WORK REQUIRED: Reproduce every entry exactly.

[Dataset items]
########################################
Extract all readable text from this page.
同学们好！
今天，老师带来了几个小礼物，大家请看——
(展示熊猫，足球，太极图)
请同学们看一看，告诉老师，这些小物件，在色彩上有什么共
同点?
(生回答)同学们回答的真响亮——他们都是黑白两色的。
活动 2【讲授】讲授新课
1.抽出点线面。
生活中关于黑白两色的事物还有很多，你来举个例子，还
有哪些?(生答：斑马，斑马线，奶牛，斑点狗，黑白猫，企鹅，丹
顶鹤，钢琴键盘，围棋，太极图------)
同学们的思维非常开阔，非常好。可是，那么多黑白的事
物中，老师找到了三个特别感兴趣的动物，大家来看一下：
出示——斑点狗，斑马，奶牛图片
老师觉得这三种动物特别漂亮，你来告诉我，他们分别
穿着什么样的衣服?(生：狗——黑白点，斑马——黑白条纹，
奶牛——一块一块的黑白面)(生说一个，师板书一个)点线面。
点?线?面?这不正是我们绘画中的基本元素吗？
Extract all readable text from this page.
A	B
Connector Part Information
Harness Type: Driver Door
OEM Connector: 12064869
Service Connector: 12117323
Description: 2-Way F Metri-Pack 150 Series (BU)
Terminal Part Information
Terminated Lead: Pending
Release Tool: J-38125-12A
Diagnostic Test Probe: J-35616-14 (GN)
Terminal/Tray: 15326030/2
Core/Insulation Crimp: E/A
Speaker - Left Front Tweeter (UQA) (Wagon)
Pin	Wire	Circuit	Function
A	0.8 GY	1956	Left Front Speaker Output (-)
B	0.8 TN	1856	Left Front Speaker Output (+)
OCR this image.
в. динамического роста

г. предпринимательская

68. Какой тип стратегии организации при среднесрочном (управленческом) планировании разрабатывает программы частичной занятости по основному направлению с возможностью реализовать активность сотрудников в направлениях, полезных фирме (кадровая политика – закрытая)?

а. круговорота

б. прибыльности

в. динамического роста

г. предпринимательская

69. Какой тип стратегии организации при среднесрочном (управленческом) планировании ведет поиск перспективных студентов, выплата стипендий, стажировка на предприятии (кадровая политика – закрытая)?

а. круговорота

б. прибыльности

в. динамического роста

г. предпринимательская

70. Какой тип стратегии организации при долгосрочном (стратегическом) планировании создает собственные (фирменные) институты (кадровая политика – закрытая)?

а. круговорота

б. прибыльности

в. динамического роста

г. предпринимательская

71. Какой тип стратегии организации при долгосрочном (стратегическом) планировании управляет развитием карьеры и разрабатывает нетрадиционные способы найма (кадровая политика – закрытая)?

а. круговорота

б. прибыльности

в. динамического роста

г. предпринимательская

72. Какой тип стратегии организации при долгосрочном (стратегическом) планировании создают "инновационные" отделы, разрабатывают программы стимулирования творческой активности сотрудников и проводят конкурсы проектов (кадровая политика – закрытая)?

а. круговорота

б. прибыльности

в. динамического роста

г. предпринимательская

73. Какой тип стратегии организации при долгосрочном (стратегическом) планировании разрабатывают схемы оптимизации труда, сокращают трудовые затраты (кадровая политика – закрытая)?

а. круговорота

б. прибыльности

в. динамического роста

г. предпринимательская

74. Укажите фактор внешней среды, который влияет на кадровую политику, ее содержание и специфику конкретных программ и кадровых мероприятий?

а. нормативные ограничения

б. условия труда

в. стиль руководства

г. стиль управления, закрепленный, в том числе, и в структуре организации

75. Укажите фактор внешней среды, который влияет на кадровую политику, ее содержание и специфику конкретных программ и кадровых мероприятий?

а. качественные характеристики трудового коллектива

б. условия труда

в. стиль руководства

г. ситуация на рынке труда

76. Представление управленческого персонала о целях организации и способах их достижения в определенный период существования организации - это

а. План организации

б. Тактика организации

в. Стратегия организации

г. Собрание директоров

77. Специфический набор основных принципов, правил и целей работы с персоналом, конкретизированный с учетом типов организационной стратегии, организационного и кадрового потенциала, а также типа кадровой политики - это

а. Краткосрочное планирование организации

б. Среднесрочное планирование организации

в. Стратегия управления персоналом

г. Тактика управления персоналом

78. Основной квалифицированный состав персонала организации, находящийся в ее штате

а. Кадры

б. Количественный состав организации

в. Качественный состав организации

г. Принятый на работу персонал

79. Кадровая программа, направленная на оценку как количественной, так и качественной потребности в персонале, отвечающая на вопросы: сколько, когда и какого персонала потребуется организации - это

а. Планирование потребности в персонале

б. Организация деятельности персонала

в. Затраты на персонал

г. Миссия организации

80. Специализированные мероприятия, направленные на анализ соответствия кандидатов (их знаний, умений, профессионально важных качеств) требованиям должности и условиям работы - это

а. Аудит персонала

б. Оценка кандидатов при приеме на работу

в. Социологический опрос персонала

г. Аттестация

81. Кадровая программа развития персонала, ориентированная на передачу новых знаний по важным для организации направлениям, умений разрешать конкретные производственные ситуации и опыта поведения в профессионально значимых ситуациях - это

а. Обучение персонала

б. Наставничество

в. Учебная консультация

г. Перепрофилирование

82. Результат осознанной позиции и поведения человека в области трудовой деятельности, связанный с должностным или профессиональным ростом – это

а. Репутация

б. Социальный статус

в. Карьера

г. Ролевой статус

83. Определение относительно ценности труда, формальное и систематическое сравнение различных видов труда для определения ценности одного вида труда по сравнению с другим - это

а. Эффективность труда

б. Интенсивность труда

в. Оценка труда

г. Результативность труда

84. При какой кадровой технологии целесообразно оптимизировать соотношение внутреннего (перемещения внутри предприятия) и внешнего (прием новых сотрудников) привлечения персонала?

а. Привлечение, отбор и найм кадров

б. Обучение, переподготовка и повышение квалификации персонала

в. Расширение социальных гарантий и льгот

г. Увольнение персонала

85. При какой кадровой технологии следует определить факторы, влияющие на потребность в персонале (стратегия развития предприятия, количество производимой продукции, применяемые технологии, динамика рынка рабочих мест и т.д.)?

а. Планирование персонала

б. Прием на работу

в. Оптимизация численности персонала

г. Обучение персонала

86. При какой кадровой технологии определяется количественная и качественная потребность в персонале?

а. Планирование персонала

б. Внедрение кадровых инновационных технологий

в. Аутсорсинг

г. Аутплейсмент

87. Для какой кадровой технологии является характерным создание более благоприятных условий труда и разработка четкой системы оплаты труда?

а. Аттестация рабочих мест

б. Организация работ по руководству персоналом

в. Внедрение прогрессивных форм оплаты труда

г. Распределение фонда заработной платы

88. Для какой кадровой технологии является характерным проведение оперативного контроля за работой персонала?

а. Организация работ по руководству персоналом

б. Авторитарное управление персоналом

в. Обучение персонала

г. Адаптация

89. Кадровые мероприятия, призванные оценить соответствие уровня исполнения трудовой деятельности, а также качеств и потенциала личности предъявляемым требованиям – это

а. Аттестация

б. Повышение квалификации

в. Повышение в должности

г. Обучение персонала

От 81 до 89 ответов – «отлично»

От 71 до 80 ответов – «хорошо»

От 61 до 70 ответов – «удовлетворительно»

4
########################################
RESULT:
Extract all readable text from this page.
同学们好！
今天，老师带来了几个小礼物，大家请看——
(展示熊猫，足球，太极图)
请同学们看一看，告诉老师，这些小物件，在色彩上有什么共
同点?
(生回答)同学们回答的真响亮——他们都是黑白两色的。
活动 2【讲授】讲授新课
1.抽出点线面。
生活中关于黑白两色的事物还有很多，你来举个例子，还
有哪些?(生答：斑马，斑马线，奶牛，斑点狗，黑白猫，企鹅，丹
顶鹤，钢琴键盘，围棋，太极图------)
同学们的思维非常开阔，非常好。可是，那么多黑白的事
物中，老师找到了三个特别感兴趣的动物，大家来看一下：
出示——斑点狗，斑马，奶牛图片
老师觉得这三种动物特别漂亮，你来告诉我，他们分别
穿着什么样的衣服?(生：狗——黑白点，斑马——黑白条纹，
奶牛——一块一块的黑白面)(生说一个，师板书一个)点线面。
点?线?面?这不正是我们绘画中的基本元素吗？
Extract all readable text from this page.
A	B
Connector Part Information
Harness Type: Driver Door
OEM Connector: 12064869
Service Connector: 12117323
Description: 2-Way F Metri-Pack 150 Series (BU)
Terminal Part Information
Terminated Lead: Pending
Release Tool: J-38125-12A
Diagnostic Test Probe: J-35616-14 (GN)
Terminal/Tray: 15326030/2
Core/Insulation Crimp: E/A
Speaker - Left Front Tweeter (UQA) (Wagon)
Pin	Wire	Circuit	Function
A	0.8 GY	1956	Left Front Speaker Output (-)
B	0.8 TN	1856	Left Front Speaker Output (+)
OCR this image.
в. динамического роста

г. предпринимательская

68. Какой тип стратегии организации при среднесрочном (управленческом) планировании разрабатывает программы частичной занятости по основному направлению с возможностью реализовать активность сотрудников в направлениях, полезных фирме (кадровая политика – закрытая)?

а. круговорота

б. прибыльности

в. динамического роста

г. предпринимательская

69. Какой тип стратегии организации при среднесрочном (управленческом) планировании ведет поиск перспективных студентов, выплата стипендий, стажировка на предприятии (кадровая политика – закрытая)?

а. круговорота

б. прибыльности

в. динамического роста

г. предпринимательская

70. Какой тип стратегии организации при долгосрочном (стратегическом) планировании создает собственные (фирменные) институты (кадровая политика – закрытая)?

а. круговорота

б. прибыльности

в. динамического роста

г. предпринимательская

71. Какой тип стратегии организации при долгосрочном (стратегическом) планировании управляет развитием карьеры и разрабатывает нетрадиционные способы найма (кадровая политика – закрытая)?

а. круговорота

б. прибыльности

в. динамического роста

г. предпринимательская

72. Какой тип стратегии организации при долгосрочном (стратегическом) планировании создают "инновационные" отделы, разрабатывают программы стимулирования творческой активности сотрудников и проводят конкурсы проектов (кадровая политика – закрытая)?

а. круговорота

б. прибыльности

в. динамического роста

г. предпринимательская

73. Какой тип стратегии организации при долгосрочном (стратегическом) планировании разрабатывают схемы оптимизации труда, сокращают трудовые затраты (кадровая политика – закрытая)?

а. круговорота

б. прибыльности

в. динамического роста

г. предпринимательская

74. Укажите фактор внешней среды, который влияет на кадровую политику, ее содержание и специфику конкретных программ и кадровых мероприятий?

а. нормативные ограничения

б. условия труда

в. стиль руководства

г. стиль управления, закрепленный, в том числе, и в структуре организации

75. Укажите фактор внешней среды, который влияет на кадровую политику, ее содержание и специфику конкретных программ и кадровых мероприятий?

а. качественные характеристики трудового коллектива

б. условия труда

в. стиль руководства

г. ситуация на рынке труда

76. Представление управленческого персонала о целях организации и способах их достижения в определенный период существования организации - это

а. План организации

б. Тактика организации

в. Стратегия организации

г. Собрание директоров

77. Специфический набор основных принципов, правил и целей работы с персоналом, конкретизированный с учетом типов организационной стратегии, организационного и кадрового потенциала, а также типа кадровой политики - это

а. Краткосрочное планирование организации

б. Среднесрочное планирование организации

в. Стратегия управления персоналом

г. Тактика управления персоналом

78. Основной квалифицированный состав персонала организации, находящийся в ее штате

а. Кадры

б. Количественный состав организации

в. Качественный состав организации

г. Принятый на работу персонал

79. Кадровая программа, направленная на оценку как количественной, так и качественной потребности в персонале, отвечающая на вопросы: сколько, когда и какого персонала потребуется организации - это

а. Планирование потребности в персонале

б. Организация деятельности персонала

в. Затраты на персонал

г. Миссия организации

80. Специализированные мероприятия, направленные на анализ соответствия кандидатов (их знаний, умений, профессионально важных качеств) требованиям должности и условиям работы - это

а. Аудит персонала

б. Оценка кандидатов при приеме на работу

в. Социологический опрос персонала

г. Аттестация

81. Кадровая программа развития персонала, ориентированная на передачу новых знаний по важным для организации направлениям, умений разрешать конкретные производственные ситуации и опыта поведения в профессионально значимых ситуациях - это

а. Обучение персонала

б. Наставничество

в. Учебная консультация

г. Перепрофилирование

82. Результат осознанной позиции и поведения человека в области трудовой деятельности, связанный с должностным или профессиональным ростом – это

а. Репутация

б. Социальный статус

в. Карьера

г. Ролевой статус

83. Определение относительно ценности труда, формальное и систематическое сравнение различных видов труда для определения ценности одного вида труда по сравнению с другим - это

а. Эффективность труда

б. Интенсивность труда

в. Оценка труда

г. Результативность труда

84. При какой кадровой технологии целесообразно оптимизировать соотношение внутреннего (перемещения внутри предприятия) и внешнего (прием новых сотрудников) привлечения персонала?

а. Привлечение, отбор и найм кадров

б. Обучение, переподготовка и повышение квалификации персонала

в. Расширение социальных гарантий и льгот

г. Увольнение персонала

85. При какой кадровой технологии следует определить факторы, влияющие на потребность в персонале (стратегия развития предприятия, количество производимой продукции, применяемые технологии, динамика рынка рабочих мест и т.д.)?

а. Планирование персонала

б. Прием на работу

в. Оптимизация численности персонала

г. Обучение персонала

86. При какой кадровой технологии определяется количественная и качественная потребность в персонале?

а. Планирование персонала

б. Внедрение кадровых инновационных технологий

в. Аутсорсинг

г. Аутплейсмент

87. Для какой кадровой технологии является характерным создание более благоприятных условий труда и разработка четкой системы оплаты труда?

а. Аттестация рабочих мест

б. Организация работ по руководству персоналом

в. Внедрение прогрессивных форм оплаты труда

г. Распределение фонда заработной платы

88. Для какой кадровой технологии является характерным проведение оперативного контроля за работой персонала?

а. Организация работ по руководству персоналом

б. Авторитарное управление персоналом

в. Обучение персонала

г. Адаптация

89. Кадровые мероприятия, призванные оценить соответствие уровня исполнения трудовой деятельности, а также качеств и потенциала личности предъявляемым требованиям – это

а. Аттестация

б. Повышение квалификации

в. Повышение в должности

г. Обучение персонала

От 81 до 89 ответов – «отлично»

От 71 до 80 ответов – «хорошо»

От 61 до 70 ответов – «удовлетворительно»

4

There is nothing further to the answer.